* _Task requirements_: Copy the data below exactly, omitting any picture it contains.

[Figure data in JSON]
-*-
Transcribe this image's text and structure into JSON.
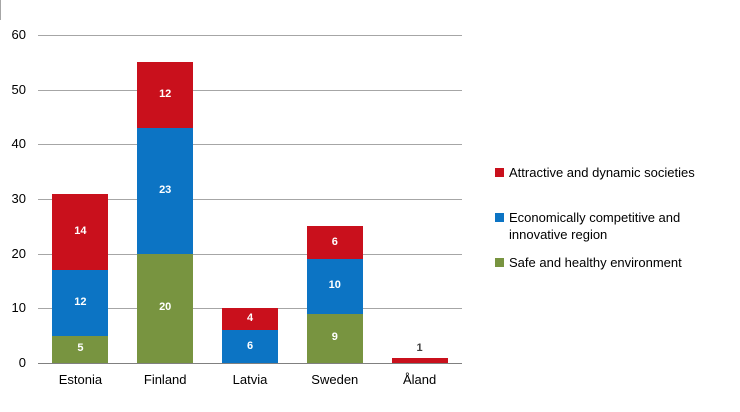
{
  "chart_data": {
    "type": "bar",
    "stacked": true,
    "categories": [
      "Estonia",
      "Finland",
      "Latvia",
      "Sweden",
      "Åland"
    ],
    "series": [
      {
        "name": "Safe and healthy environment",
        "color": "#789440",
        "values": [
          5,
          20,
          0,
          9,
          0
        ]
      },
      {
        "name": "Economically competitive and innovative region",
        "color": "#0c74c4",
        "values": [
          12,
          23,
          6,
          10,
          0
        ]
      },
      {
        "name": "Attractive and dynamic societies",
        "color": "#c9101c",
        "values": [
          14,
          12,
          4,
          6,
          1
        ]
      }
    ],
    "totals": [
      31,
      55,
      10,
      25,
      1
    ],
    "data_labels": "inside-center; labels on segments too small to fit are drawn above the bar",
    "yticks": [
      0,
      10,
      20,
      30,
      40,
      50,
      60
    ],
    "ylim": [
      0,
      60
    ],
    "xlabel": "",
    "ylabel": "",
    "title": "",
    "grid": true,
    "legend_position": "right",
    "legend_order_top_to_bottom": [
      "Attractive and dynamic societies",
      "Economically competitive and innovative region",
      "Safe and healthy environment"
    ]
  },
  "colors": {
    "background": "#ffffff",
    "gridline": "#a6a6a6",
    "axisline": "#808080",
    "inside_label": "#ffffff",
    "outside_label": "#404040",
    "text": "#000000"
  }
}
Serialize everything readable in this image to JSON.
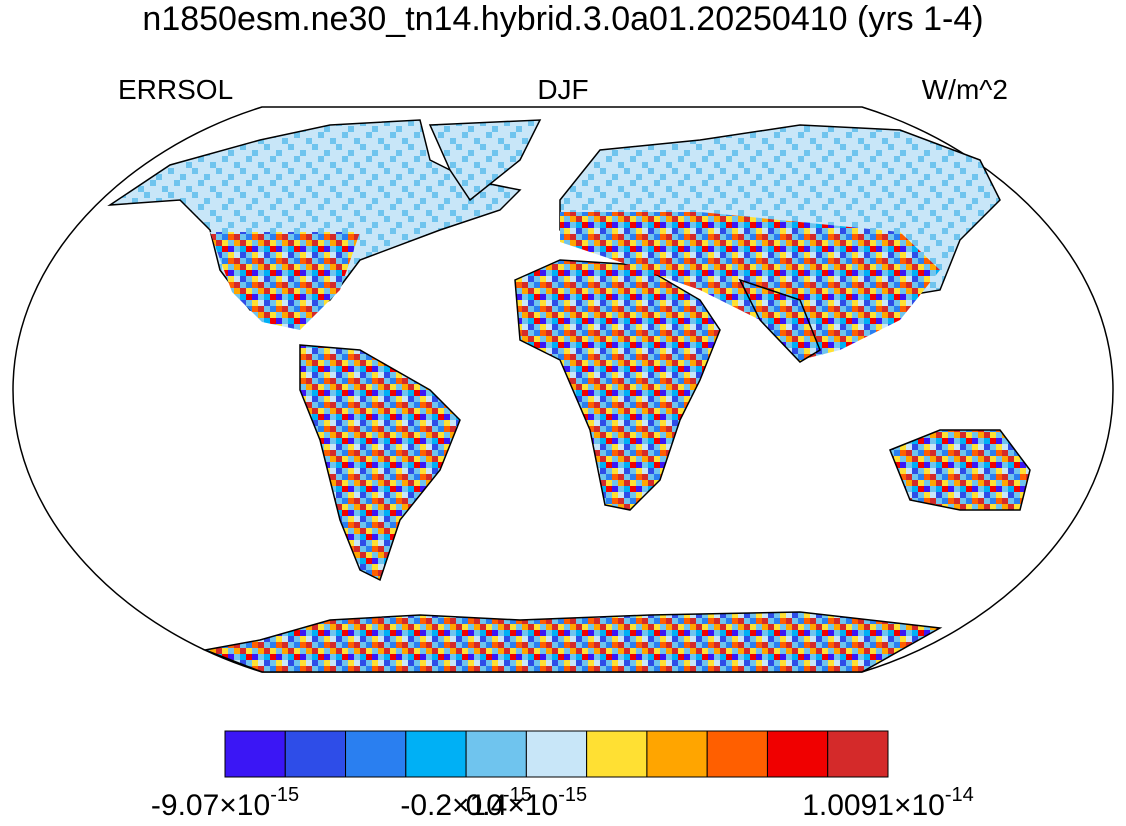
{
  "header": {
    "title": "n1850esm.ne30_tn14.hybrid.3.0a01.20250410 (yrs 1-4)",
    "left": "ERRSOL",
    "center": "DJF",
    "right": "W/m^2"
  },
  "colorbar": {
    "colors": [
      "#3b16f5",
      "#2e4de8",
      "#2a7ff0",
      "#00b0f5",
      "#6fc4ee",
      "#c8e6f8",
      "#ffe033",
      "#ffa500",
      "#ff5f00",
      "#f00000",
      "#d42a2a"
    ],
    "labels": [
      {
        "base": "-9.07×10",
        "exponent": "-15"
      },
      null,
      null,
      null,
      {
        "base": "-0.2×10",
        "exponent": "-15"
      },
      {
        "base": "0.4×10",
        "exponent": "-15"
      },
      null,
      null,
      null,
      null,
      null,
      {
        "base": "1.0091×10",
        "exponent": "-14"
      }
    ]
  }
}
-*-
* _Task response_:
Transcribe this image's text and structure into JSON.
{
  "chart_data": {
    "type": "bar",
    "stacked": true,
    "categories": [
      "Estonia",
      "Finland",
      "Latvia",
      "Sweden",
      "Åland"
    ],
    "series": [
      {
        "name": "Safe and healthy environment",
        "color": "#789440",
        "values": [
          5,
          20,
          0,
          9,
          0
        ]
      },
      {
        "name": "Economically competitive and innovative region",
        "color": "#0c74c4",
        "values": [
          12,
          23,
          6,
          10,
          0
        ]
      },
      {
        "name": "Attractive and dynamic societies",
        "color": "#c9101c",
        "values": [
          14,
          12,
          4,
          6,
          1
        ]
      }
    ],
    "totals": [
      31,
      55,
      10,
      25,
      1
    ],
    "data_labels": "inside-center; labels on segments too small to fit are drawn above the bar",
    "yticks": [
      0,
      10,
      20,
      30,
      40,
      50,
      60
    ],
    "ylim": [
      0,
      60
    ],
    "xlabel": "",
    "ylabel": "",
    "title": "",
    "grid": true,
    "legend_position": "right",
    "legend_order_top_to_bottom": [
      "Attractive and dynamic societies",
      "Economically competitive and innovative region",
      "Safe and healthy environment"
    ]
  },
  "colors": {
    "background": "#ffffff",
    "gridline": "#a6a6a6",
    "axisline": "#808080",
    "inside_label": "#ffffff",
    "outside_label": "#404040",
    "text": "#000000"
  }
}
Serialize everything readable in this image to JSON.
{
  "header": {
    "title": "n1850esm.ne30_tn14.hybrid.3.0a01.20250410 (yrs 1-4)",
    "left": "ERRSOL",
    "center": "DJF",
    "right": "W/m^2"
  },
  "colorbar": {
    "colors": [
      "#3b16f5",
      "#2e4de8",
      "#2a7ff0",
      "#00b0f5",
      "#6fc4ee",
      "#c8e6f8",
      "#ffe033",
      "#ffa500",
      "#ff5f00",
      "#f00000",
      "#d42a2a"
    ],
    "labels": [
      {
        "base": "-9.07×10",
        "exponent": "-15"
      },
      null,
      null,
      null,
      {
        "base": "-0.2×10",
        "exponent": "-15"
      },
      {
        "base": "0.4×10",
        "exponent": "-15"
      },
      null,
      null,
      null,
      null,
      null,
      {
        "base": "1.0091×10",
        "exponent": "-14"
      }
    ]
  }
}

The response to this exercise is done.